» PASSAGE TO READ:

===

I certainly don’t think myself a revolutionary, but I do consider whiskey-drinking serious business. So too, it seems, did settlers along the frontier of a fledgling United States, judging by the events of the Whiskey Rebellion of 1794. Range, a popular and very cool restaurant in San Francisco, references this troubled time in the nation’s history with a 1794 cocktail, which Sarah and I sampled during our holiday visit to California.

This tasty libation is based on rye whiskey, which can be a bit hard to come by these days (at least in Queens), but was the prevailing brown stuff back in the country’s youth. Basically a Manhattan with an Italian twist, or perhaps a Negroni dreaming of the Big Apple, 1794 will appeal to lovers of both its forebears. Complementing the rich spiciness of the whiskey is a slight bitter bite of Campari. Rounding that out is the sweetness of vermouth. Binding it all together is an aromatic flamed orange peel for garnish. Oh yeah, now that’s a taste fit for adults!

The proportions of the main ingredients are subject to debate—really, it depends on where your taste resides on the Manhattan/Negroni, or sweet/bitter, scale. During my personal fine-tuning, I had fun convincing open-minded NYC bartenders to play along with me—Kerrin and Scott of PJ’s Steakhouse and Gates of Gstaad, many thanks.

1794 is my submission for this month’s Mixology Monday, hosted by Jimmy’s Cocktail Hour. The theme? Variations.

THE 1794

1½ ounces rye whiskey
½ ounce Campari
¾ ounce sweet vermouth
Strip of orange peel

Begin by chilling a martini glass. Add rye, Campari, and vermouth to a mixing glass. Next, add lots of ice. Stir for a good twenty seconds to ensure everything is nicely mixed and chilled. Strain contents of mixing glass into your cold martini glass. Now take the orange peel and warm its outside skin gently with a lighter or match. Lower flame directly above the drink and squeeze the peel with its outside skin pointing downward. The essence should hit the flame, then spark up. To finish, rub the peel around the edge of the glass and garnish.

===

» GIVEN ENTRIES:
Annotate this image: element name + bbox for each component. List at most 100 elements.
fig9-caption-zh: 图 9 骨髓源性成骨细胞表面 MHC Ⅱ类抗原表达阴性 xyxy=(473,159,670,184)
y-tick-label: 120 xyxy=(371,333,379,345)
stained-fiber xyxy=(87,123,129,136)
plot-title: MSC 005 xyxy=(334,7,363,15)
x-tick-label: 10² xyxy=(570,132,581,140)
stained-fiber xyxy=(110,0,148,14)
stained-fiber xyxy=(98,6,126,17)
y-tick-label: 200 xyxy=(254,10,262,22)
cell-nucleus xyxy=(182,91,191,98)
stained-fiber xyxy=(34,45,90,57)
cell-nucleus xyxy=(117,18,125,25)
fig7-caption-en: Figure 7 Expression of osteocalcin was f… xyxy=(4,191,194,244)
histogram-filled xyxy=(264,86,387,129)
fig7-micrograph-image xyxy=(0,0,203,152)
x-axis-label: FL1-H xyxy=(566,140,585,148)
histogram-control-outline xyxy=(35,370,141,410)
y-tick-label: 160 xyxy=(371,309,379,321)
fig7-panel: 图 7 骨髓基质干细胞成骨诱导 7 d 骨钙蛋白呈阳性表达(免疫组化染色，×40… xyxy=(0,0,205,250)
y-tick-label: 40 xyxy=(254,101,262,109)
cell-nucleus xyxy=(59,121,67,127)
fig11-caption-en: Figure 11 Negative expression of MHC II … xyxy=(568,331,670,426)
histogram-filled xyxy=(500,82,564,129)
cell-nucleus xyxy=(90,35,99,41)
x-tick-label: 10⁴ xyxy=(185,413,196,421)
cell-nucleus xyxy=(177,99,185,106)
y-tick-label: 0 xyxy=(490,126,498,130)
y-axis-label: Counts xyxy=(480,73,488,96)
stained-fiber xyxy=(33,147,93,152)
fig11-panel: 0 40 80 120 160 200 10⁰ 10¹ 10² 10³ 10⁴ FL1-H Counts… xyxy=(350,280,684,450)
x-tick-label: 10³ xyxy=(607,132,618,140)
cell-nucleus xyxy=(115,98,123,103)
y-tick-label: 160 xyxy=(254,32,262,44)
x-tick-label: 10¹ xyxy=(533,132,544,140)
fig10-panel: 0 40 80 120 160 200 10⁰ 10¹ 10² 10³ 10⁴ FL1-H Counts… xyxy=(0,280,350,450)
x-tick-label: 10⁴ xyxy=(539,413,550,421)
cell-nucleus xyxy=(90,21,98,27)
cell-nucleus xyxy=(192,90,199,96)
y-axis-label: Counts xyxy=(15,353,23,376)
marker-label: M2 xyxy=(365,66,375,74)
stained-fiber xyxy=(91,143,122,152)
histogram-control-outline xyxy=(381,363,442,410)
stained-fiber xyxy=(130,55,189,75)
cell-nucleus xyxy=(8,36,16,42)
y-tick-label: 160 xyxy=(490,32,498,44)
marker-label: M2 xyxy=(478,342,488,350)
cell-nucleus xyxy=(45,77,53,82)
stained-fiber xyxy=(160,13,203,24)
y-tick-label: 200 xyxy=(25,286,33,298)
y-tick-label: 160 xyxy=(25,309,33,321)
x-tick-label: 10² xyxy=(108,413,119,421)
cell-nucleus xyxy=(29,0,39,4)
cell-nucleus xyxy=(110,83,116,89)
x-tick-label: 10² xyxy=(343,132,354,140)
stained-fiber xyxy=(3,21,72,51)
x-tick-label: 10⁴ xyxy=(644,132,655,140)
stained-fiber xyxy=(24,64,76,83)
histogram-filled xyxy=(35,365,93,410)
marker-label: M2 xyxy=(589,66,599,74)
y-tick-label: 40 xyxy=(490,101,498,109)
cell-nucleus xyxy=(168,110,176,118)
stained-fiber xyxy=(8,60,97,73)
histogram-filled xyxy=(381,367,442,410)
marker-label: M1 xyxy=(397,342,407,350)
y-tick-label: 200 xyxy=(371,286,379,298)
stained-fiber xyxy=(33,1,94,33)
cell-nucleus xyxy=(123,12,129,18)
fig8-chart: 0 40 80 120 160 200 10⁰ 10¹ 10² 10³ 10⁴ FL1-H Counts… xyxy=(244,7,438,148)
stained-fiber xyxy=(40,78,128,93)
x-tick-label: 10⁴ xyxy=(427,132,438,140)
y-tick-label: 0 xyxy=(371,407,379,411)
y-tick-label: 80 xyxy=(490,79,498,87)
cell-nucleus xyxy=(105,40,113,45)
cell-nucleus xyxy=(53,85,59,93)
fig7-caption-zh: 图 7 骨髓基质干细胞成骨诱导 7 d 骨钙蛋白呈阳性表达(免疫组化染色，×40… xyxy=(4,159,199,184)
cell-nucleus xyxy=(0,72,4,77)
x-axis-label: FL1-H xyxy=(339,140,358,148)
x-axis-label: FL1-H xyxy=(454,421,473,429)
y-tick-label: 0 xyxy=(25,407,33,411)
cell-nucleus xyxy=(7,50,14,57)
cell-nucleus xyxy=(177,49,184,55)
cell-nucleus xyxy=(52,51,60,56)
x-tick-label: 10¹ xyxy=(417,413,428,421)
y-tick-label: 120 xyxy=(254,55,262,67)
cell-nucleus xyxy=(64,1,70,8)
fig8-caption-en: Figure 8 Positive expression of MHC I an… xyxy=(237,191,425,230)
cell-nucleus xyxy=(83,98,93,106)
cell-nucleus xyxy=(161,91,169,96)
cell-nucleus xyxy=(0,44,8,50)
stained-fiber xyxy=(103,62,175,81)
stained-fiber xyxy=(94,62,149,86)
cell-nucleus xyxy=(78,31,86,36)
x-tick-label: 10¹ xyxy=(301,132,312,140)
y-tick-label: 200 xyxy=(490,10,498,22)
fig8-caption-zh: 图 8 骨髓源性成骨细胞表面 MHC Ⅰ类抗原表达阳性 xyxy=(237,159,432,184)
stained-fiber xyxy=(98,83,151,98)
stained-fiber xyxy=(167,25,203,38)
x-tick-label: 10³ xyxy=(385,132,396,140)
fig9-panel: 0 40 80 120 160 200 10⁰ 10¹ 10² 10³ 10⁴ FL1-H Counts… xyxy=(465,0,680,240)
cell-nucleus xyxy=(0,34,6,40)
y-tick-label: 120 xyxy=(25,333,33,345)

===

» WORK TASK: Please name the restaurant that the 1794 cocktail text says references the Whiskey Rebellion with its 1794 cocktail, and give its city.

» RESULT: Range, in San Francisco.